* [PROBLEM] Count the lines in the data below where the string "增加收入" occurs, please, and give the number alone.

** begin SUPPLIED MATERIAL **

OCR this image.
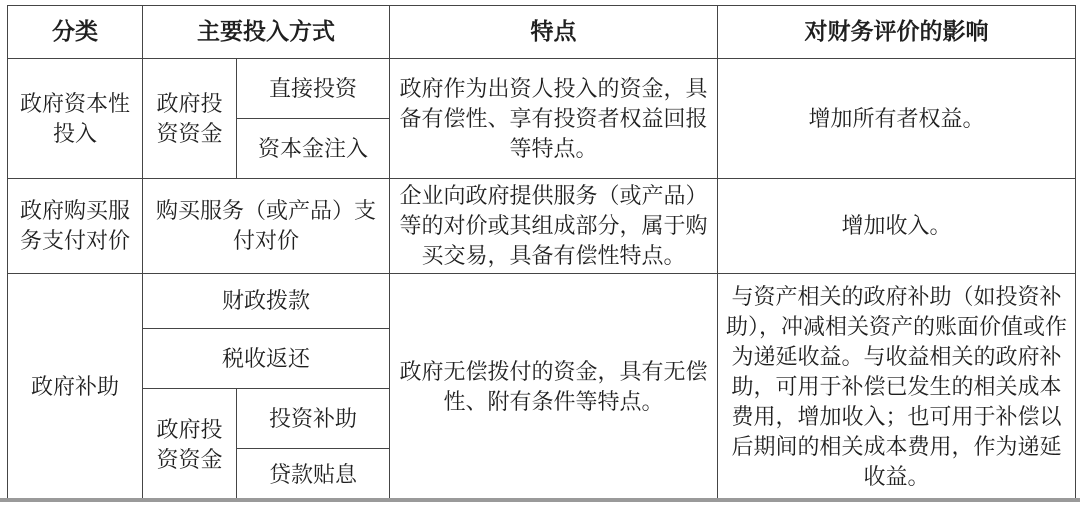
分类	主要投入方式		特点	对财务评价的影响
政府资本性投入	政府投资资金	直接投资	政府作为出资人投入的资金，具备有偿性、享有投资者权益回报等特点。	增加所有者权益。
		资本金注入		
政府购买服务支付对价	购买服务（或产品）支付对价		企业向政府提供服务（或产品）等的对价或其组成部分，属于购买交易，具备有偿性特点。	增加收入。
政府补助	财政拨款		政府无偿拨付的资金，具有无偿性、附有条件等特点。	与资产相关的政府补助（如投资补助），冲减相关资产的账面价值或作为递延收益。与收益相关的政府补助，可用于补偿已发生的相关成本费用，增加收入；也可用于补偿以后期间的相关成本费用，作为递延收益。
	税收返还			
	政府投资资金	投资补助		
		贷款贴息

** end SUPPLIED MATERIAL **

* [RESPONSE TO THIS TASK] 2